> _Assigned task_
Below is a listing to repeat exactly, with its pictures left out.

——

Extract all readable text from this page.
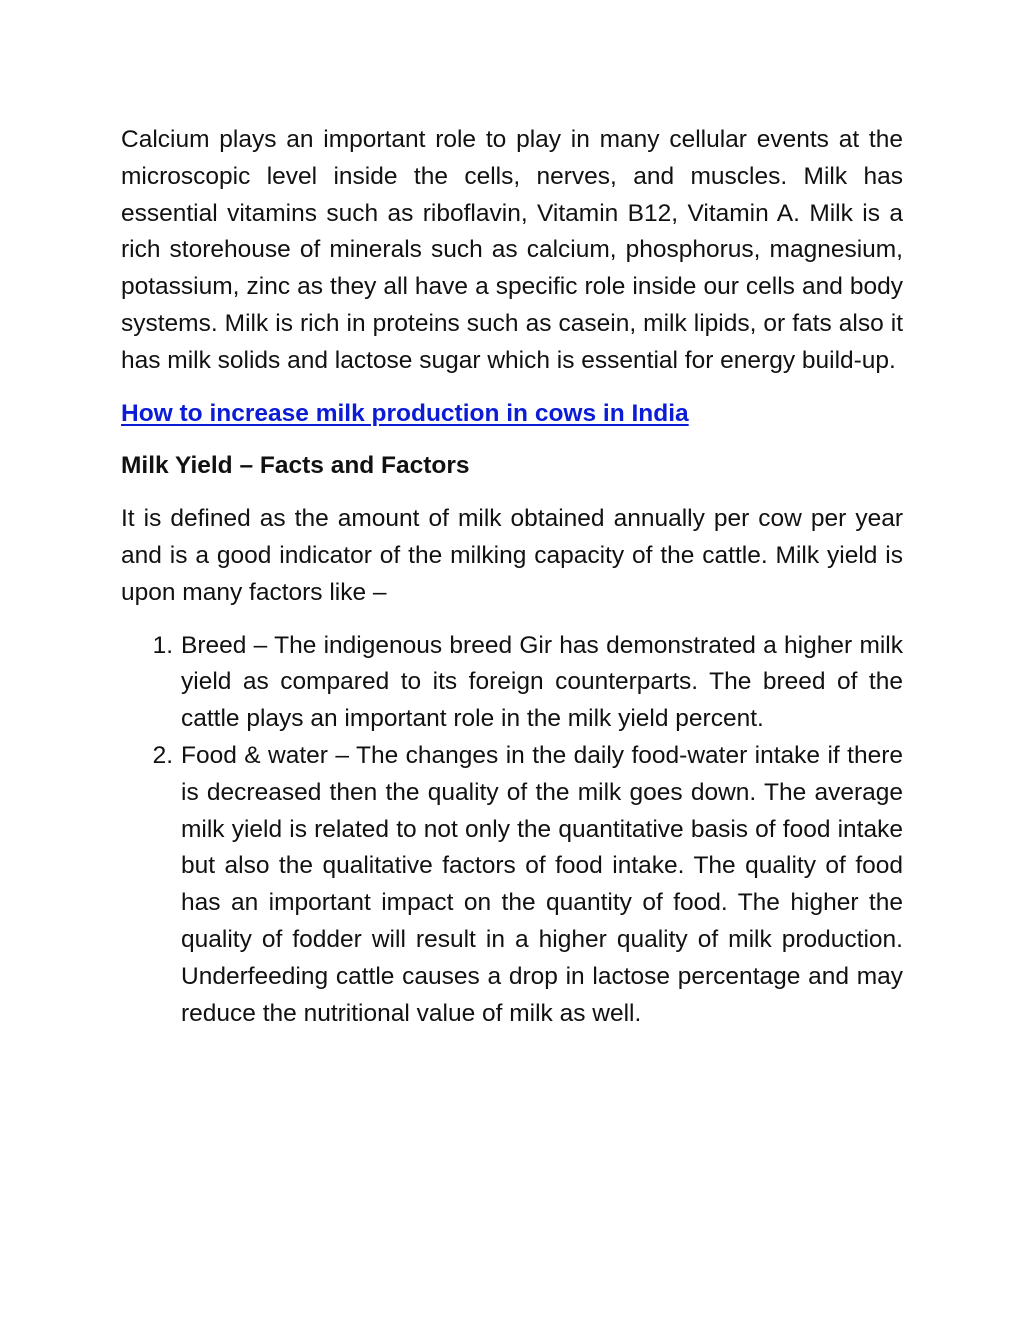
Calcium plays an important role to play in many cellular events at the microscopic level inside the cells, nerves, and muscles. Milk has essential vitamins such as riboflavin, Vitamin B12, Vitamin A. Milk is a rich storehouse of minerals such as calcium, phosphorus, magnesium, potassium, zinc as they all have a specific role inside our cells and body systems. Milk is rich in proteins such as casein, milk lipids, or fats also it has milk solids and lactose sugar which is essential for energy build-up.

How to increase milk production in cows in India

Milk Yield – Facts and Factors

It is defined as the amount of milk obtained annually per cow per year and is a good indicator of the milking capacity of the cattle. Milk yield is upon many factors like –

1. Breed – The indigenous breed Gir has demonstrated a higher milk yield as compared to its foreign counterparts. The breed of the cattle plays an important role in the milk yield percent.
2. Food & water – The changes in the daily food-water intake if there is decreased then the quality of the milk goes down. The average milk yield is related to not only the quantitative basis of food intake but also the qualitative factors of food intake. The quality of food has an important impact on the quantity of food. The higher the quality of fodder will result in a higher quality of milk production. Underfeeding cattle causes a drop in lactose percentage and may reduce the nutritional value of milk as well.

——

> _Your response_
Extract all readable text from this page.
Calcium plays an important role to play in many cellular events at the microscopic level inside the cells, nerves, and muscles. Milk has essential vitamins such as riboflavin, Vitamin B12, Vitamin A. Milk is a rich storehouse of minerals such as calcium, phosphorus, magnesium, potassium, zinc as they all have a specific role inside our cells and body systems. Milk is rich in proteins such as casein, milk lipids, or fats also it has milk solids and lactose sugar which is essential for energy build-up.

How to increase milk production in cows in India

Milk Yield – Facts and Factors

It is defined as the amount of milk obtained annually per cow per year and is a good indicator of the milking capacity of the cattle. Milk yield is upon many factors like –

1. Breed – The indigenous breed Gir has demonstrated a higher milk yield as compared to its foreign counterparts. The breed of the cattle plays an important role in the milk yield percent.
2. Food & water – The changes in the daily food-water intake if there is decreased then the quality of the milk goes down. The average milk yield is related to not only the quantitative basis of food intake but also the qualitative factors of food intake. The quality of food has an important impact on the quantity of food. The higher the quality of fodder will result in a higher quality of milk production. Underfeeding cattle causes a drop in lactose percentage and may reduce the nutritional value of milk as well.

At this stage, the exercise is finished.